**Short task**
Scan the entries below and report only how many lines contain "материала".

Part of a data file

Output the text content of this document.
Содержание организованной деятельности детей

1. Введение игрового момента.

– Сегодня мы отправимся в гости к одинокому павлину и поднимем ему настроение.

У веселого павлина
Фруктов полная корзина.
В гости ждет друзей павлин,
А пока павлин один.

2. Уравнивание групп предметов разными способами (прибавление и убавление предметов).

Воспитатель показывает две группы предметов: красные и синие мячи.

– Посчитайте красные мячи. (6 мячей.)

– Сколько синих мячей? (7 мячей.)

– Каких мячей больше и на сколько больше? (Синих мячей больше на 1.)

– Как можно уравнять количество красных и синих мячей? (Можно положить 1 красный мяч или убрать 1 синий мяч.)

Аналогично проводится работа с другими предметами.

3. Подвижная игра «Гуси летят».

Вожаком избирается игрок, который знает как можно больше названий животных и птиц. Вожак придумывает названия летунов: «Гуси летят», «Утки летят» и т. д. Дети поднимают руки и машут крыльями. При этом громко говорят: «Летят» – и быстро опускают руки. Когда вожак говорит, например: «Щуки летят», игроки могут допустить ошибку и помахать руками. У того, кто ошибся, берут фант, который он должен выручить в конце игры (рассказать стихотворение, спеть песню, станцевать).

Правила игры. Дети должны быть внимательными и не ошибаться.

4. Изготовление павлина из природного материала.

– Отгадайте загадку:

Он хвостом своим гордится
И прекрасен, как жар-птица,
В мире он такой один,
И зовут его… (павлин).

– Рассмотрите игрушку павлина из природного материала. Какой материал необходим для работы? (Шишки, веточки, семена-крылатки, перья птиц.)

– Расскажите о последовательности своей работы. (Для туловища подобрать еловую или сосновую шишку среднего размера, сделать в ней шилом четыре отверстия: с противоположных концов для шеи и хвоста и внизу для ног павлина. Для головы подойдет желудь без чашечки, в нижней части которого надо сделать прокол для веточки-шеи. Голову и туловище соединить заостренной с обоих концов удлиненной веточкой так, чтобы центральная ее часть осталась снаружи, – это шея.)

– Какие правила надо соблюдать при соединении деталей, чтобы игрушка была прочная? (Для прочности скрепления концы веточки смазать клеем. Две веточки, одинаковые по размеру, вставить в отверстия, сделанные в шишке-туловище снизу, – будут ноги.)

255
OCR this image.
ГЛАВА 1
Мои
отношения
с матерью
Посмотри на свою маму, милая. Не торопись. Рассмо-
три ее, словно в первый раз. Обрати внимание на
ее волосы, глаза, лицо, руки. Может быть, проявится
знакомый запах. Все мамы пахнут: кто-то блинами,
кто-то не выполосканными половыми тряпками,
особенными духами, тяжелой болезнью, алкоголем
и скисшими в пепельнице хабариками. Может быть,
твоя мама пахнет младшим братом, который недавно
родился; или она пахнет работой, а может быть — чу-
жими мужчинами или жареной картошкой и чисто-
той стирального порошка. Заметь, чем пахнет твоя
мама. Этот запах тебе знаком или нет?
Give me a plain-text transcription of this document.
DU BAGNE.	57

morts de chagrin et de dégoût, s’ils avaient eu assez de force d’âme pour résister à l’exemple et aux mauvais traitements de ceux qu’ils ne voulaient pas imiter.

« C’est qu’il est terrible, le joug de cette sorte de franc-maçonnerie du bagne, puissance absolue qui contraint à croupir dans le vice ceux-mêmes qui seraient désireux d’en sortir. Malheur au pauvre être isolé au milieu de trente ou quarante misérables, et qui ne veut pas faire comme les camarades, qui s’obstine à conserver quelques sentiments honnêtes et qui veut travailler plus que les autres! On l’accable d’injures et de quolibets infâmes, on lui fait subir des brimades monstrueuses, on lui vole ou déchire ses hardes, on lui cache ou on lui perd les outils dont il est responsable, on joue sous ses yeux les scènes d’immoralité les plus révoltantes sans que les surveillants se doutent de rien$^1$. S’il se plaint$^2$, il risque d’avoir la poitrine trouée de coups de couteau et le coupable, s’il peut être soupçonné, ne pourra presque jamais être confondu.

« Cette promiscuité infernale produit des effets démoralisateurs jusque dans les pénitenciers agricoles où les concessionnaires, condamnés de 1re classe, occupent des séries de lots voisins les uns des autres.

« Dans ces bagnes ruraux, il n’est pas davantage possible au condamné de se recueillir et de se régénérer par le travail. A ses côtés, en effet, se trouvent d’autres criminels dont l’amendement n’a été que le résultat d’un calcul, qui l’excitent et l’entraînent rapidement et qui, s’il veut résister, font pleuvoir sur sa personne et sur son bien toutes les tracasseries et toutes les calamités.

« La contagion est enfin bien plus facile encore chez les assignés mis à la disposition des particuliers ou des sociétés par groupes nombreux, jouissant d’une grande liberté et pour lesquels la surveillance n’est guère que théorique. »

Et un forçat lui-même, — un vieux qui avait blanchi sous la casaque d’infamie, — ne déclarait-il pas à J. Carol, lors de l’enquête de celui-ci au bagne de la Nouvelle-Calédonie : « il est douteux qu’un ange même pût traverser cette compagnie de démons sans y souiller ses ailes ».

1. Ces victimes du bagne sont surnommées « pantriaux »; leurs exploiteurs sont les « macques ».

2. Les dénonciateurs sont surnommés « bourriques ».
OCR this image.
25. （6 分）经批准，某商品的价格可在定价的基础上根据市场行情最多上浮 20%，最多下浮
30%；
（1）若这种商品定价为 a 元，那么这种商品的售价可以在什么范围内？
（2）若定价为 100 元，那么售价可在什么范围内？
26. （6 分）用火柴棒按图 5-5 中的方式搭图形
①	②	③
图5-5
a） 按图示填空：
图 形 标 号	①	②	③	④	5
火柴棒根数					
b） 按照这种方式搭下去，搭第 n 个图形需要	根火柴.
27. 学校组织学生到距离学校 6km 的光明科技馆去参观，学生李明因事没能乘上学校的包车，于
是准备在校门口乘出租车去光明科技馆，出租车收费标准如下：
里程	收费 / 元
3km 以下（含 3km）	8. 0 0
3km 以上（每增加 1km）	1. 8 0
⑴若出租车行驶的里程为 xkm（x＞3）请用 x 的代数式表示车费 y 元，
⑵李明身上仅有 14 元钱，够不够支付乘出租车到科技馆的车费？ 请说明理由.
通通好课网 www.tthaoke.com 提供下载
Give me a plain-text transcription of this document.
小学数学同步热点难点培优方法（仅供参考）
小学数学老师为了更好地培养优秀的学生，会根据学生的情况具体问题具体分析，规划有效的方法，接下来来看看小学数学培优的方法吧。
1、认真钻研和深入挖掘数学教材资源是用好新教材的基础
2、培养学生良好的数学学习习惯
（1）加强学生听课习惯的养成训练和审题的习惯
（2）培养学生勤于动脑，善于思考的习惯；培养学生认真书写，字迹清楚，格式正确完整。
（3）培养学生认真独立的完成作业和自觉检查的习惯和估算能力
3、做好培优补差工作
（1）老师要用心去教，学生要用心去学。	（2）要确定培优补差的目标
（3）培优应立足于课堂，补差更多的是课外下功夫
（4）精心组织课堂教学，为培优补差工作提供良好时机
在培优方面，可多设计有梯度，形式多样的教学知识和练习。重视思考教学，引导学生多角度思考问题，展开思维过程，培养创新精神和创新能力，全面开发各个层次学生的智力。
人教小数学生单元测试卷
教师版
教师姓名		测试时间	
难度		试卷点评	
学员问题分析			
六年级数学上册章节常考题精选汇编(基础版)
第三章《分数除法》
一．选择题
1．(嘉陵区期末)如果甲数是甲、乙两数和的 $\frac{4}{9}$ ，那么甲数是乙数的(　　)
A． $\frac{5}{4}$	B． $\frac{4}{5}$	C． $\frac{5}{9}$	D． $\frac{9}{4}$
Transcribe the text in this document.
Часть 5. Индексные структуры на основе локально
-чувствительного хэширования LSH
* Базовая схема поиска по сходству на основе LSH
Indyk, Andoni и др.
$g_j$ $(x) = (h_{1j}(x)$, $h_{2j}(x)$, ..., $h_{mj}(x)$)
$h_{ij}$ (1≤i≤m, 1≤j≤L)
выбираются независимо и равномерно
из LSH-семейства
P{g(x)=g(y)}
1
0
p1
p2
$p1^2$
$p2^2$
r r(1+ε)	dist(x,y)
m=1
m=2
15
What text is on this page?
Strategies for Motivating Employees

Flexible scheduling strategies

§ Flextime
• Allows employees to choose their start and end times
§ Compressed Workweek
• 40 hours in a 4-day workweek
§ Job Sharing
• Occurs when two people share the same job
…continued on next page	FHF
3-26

**Output for this exercise**
2